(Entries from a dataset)
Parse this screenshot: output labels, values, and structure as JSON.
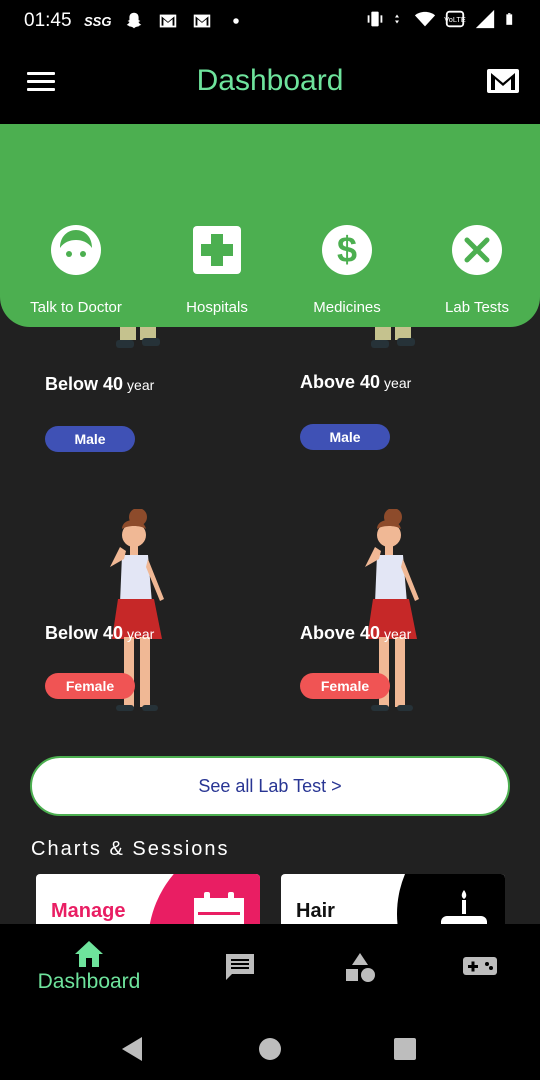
{
  "status_bar": {
    "time": "01:45",
    "carrier_badge": "SSG",
    "icons": [
      "snapchat-icon",
      "gmail-icon",
      "gmail-icon",
      "dot-icon",
      "vibrate-icon",
      "data-arrows-icon",
      "wifi-icon",
      "volte-icon",
      "signal-icon",
      "battery-icon"
    ]
  },
  "app_bar": {
    "title": "Dashboard",
    "accent_color": "#6ee39c"
  },
  "quick_actions": [
    {
      "label": "Talk to Doctor",
      "icon": "face-icon"
    },
    {
      "label": "Hospitals",
      "icon": "hospital-cross-icon"
    },
    {
      "label": "Medicines",
      "icon": "dollar-icon"
    },
    {
      "label": "Lab Tests",
      "icon": "close-circle-icon"
    }
  ],
  "lab_cards": [
    {
      "age": "Below 40",
      "unit": "year",
      "gender": "Male"
    },
    {
      "age": "Above 40",
      "unit": "year",
      "gender": "Male"
    },
    {
      "age": "Below 40",
      "unit": "year",
      "gender": "Female"
    },
    {
      "age": "Above 40",
      "unit": "year",
      "gender": "Female"
    }
  ],
  "see_all_button": "See all Lab Test >",
  "section_title": "Charts & Sessions",
  "session_cards": [
    {
      "label": "Manage",
      "label_color": "#e91e63",
      "icon": "calendar-icon"
    },
    {
      "label": "Hair",
      "label_color": "#111111",
      "icon": "cake-icon"
    }
  ],
  "bottom_nav": [
    {
      "label": "Dashboard",
      "icon": "home-icon",
      "active": true
    },
    {
      "label": "",
      "icon": "chat-icon",
      "active": false
    },
    {
      "label": "",
      "icon": "shapes-icon",
      "active": false
    },
    {
      "label": "",
      "icon": "gamepad-icon",
      "active": false
    }
  ],
  "colors": {
    "green_panel": "#4caf50",
    "background": "#212121",
    "male_pill": "#3f51b5",
    "female_pill": "#f05454",
    "link_text": "#283593"
  }
}
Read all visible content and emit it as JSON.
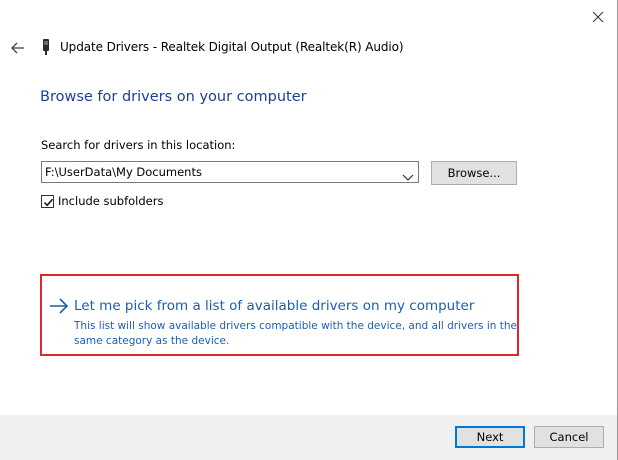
{
  "window": {
    "title": "Update Drivers - Realtek Digital Output (Realtek(R) Audio)"
  },
  "page": {
    "heading": "Browse for drivers on your computer",
    "search_label": "Search for drivers in this location:",
    "path_value": "F:\\UserData\\My Documents",
    "browse_label": "Browse...",
    "include_subfolders_label": "Include subfolders",
    "include_subfolders_checked": true
  },
  "pick_option": {
    "link": "Let me pick from a list of available drivers on my computer",
    "description": "This list will show available drivers compatible with the device, and all drivers in the same category as the device."
  },
  "footer": {
    "next_label": "Next",
    "cancel_label": "Cancel"
  },
  "colors": {
    "heading": "#1f3d99",
    "link": "#1a5fb4",
    "highlight_border": "#e0282b",
    "default_button_border": "#0078d7"
  },
  "icons": {
    "back": "back-arrow-icon",
    "device": "device-icon",
    "close": "close-icon",
    "dropdown": "chevron-down-icon",
    "check": "checkmark-icon",
    "link_arrow": "right-arrow-icon"
  }
}
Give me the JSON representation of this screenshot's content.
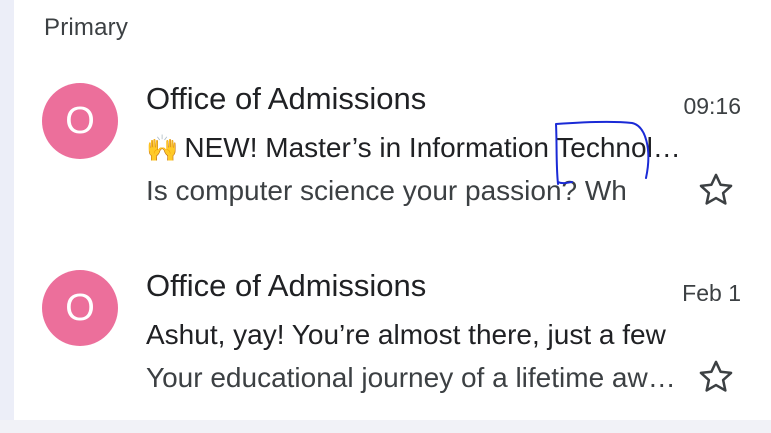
{
  "inbox": {
    "section": "Primary",
    "emails": [
      {
        "avatar_letter": "O",
        "sender": "Office of Admissions",
        "time": "09:16",
        "subject_emoji": "🙌",
        "subject": "NEW! Master’s in Information Technology",
        "snippet": "Is computer science your passion? Wh",
        "starred": false
      },
      {
        "avatar_letter": "O",
        "sender": "Office of Admissions",
        "time": "Feb 1",
        "subject": "Ashut, yay! You’re almost there, just a few",
        "snippet": "Your educational journey of a lifetime awaits",
        "starred": false
      }
    ]
  },
  "colors": {
    "avatar": "#ec6f9b",
    "annotation_ink": "#1a2ad6",
    "background": "#eceef8"
  },
  "icons": {
    "star": "star-outline-icon"
  }
}
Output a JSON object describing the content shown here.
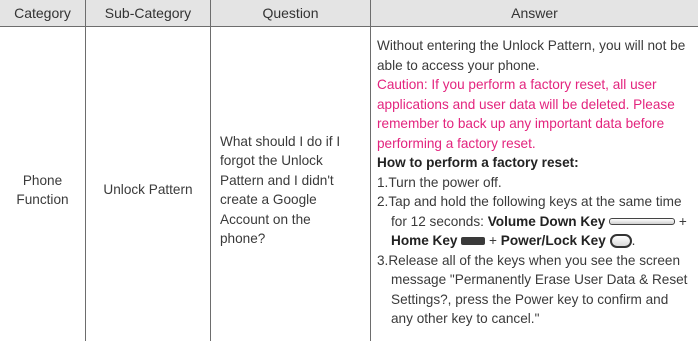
{
  "headers": {
    "category": "Category",
    "sub_category": "Sub-Category",
    "question": "Question",
    "answer": "Answer"
  },
  "row": {
    "category_line1": "Phone",
    "category_line2": "Function",
    "sub_category": "Unlock Pattern",
    "question": "What should I do if I forgot the Unlock Pattern and I didn't create a Google Account on the phone?",
    "answer": {
      "intro": "Without entering the Unlock Pattern, you will not be able to access your phone.",
      "caution": "Caution: If you perform a factory reset, all user applications and user data will be deleted. Please remember to back up any important data before performing a factory reset.",
      "howto_heading": "How to perform a factory reset:",
      "step1": "1.Turn the power off.",
      "step2_part1": "2.Tap and hold the following keys at the same time for 12 seconds: ",
      "volume_key": "Volume Down Key",
      "plus1": " + ",
      "home_key": "Home Key",
      "plus2": " + ",
      "power_key": "Power/Lock Key",
      "period": ".",
      "step3": "3.Release all of the keys when you see the screen message \"Permanently Erase User Data & Reset Settings?, press the Power key to confirm and any other key to cancel.\""
    }
  }
}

▶ _Aim_
Write out every record above exactly as it stands, but leave out the pictures.

▶ _Finished task_
Parse this screenshot: output labels, values, and structure as JSON.
{
  "status_bar": {
    "time": "01:45",
    "carrier_badge": "SSG",
    "icons": [
      "snapchat-icon",
      "gmail-icon",
      "gmail-icon",
      "dot-icon",
      "vibrate-icon",
      "data-arrows-icon",
      "wifi-icon",
      "volte-icon",
      "signal-icon",
      "battery-icon"
    ]
  },
  "app_bar": {
    "title": "Dashboard",
    "accent_color": "#6ee39c"
  },
  "quick_actions": [
    {
      "label": "Talk to Doctor",
      "icon": "face-icon"
    },
    {
      "label": "Hospitals",
      "icon": "hospital-cross-icon"
    },
    {
      "label": "Medicines",
      "icon": "dollar-icon"
    },
    {
      "label": "Lab Tests",
      "icon": "close-circle-icon"
    }
  ],
  "lab_cards": [
    {
      "age": "Below 40",
      "unit": "year",
      "gender": "Male"
    },
    {
      "age": "Above 40",
      "unit": "year",
      "gender": "Male"
    },
    {
      "age": "Below 40",
      "unit": "year",
      "gender": "Female"
    },
    {
      "age": "Above 40",
      "unit": "year",
      "gender": "Female"
    }
  ],
  "see_all_button": "See all Lab Test >",
  "section_title": "Charts & Sessions",
  "session_cards": [
    {
      "label": "Manage",
      "label_color": "#e91e63",
      "icon": "calendar-icon"
    },
    {
      "label": "Hair",
      "label_color": "#111111",
      "icon": "cake-icon"
    }
  ],
  "bottom_nav": [
    {
      "label": "Dashboard",
      "icon": "home-icon",
      "active": true
    },
    {
      "label": "",
      "icon": "chat-icon",
      "active": false
    },
    {
      "label": "",
      "icon": "shapes-icon",
      "active": false
    },
    {
      "label": "",
      "icon": "gamepad-icon",
      "active": false
    }
  ],
  "colors": {
    "green_panel": "#4caf50",
    "background": "#212121",
    "male_pill": "#3f51b5",
    "female_pill": "#f05454",
    "link_text": "#283593"
  }
}
Read all visible content and emit it as JSON.
{
  "window": {
    "title": "Update Drivers - Realtek Digital Output (Realtek(R) Audio)"
  },
  "page": {
    "heading": "Browse for drivers on your computer",
    "search_label": "Search for drivers in this location:",
    "path_value": "F:\\UserData\\My Documents",
    "browse_label": "Browse...",
    "include_subfolders_label": "Include subfolders",
    "include_subfolders_checked": true
  },
  "pick_option": {
    "link": "Let me pick from a list of available drivers on my computer",
    "description": "This list will show available drivers compatible with the device, and all drivers in the same category as the device."
  },
  "footer": {
    "next_label": "Next",
    "cancel_label": "Cancel"
  },
  "colors": {
    "heading": "#1f3d99",
    "link": "#1a5fb4",
    "highlight_border": "#e0282b",
    "default_button_border": "#0078d7"
  },
  "icons": {
    "back": "back-arrow-icon",
    "device": "device-icon",
    "close": "close-icon",
    "dropdown": "chevron-down-icon",
    "check": "checkmark-icon",
    "link_arrow": "right-arrow-icon"
  }
}
Give me the JSON representation of this screenshot's content.
{
  "inbox": {
    "section": "Primary",
    "emails": [
      {
        "avatar_letter": "O",
        "sender": "Office of Admissions",
        "time": "09:16",
        "subject_emoji": "🙌",
        "subject": "NEW! Master’s in Information Technology",
        "snippet": "Is computer science your passion? Wh",
        "starred": false
      },
      {
        "avatar_letter": "O",
        "sender": "Office of Admissions",
        "time": "Feb 1",
        "subject": "Ashut, yay! You’re almost there, just a few",
        "snippet": "Your educational journey of a lifetime awaits",
        "starred": false
      }
    ]
  },
  "colors": {
    "avatar": "#ec6f9b",
    "annotation_ink": "#1a2ad6",
    "background": "#eceef8"
  },
  "icons": {
    "star": "star-outline-icon"
  }
}
Output a JSON object describing the content shown here.
{
  "headers": {
    "category": "Category",
    "sub_category": "Sub-Category",
    "question": "Question",
    "answer": "Answer"
  },
  "row": {
    "category_line1": "Phone",
    "category_line2": "Function",
    "sub_category": "Unlock Pattern",
    "question": "What should I do if I forgot the Unlock Pattern and I didn't create a Google Account on the phone?",
    "answer": {
      "intro": "Without entering the Unlock Pattern, you will not be able to access your phone.",
      "caution": "Caution: If you perform a factory reset, all user applications and user data will be deleted. Please remember to back up any important data before performing a factory reset.",
      "howto_heading": "How to perform a factory reset:",
      "step1": "1.Turn the power off.",
      "step2_part1": "2.Tap and hold the following keys at the same time for 12 seconds: ",
      "volume_key": "Volume Down Key",
      "plus1": " + ",
      "home_key": "Home Key",
      "plus2": " + ",
      "power_key": "Power/Lock Key",
      "period": ".",
      "step3": "3.Release all of the keys when you see the screen message \"Permanently Erase User Data & Reset Settings?, press the Power key to confirm and any other key to cancel.\""
    }
  }
}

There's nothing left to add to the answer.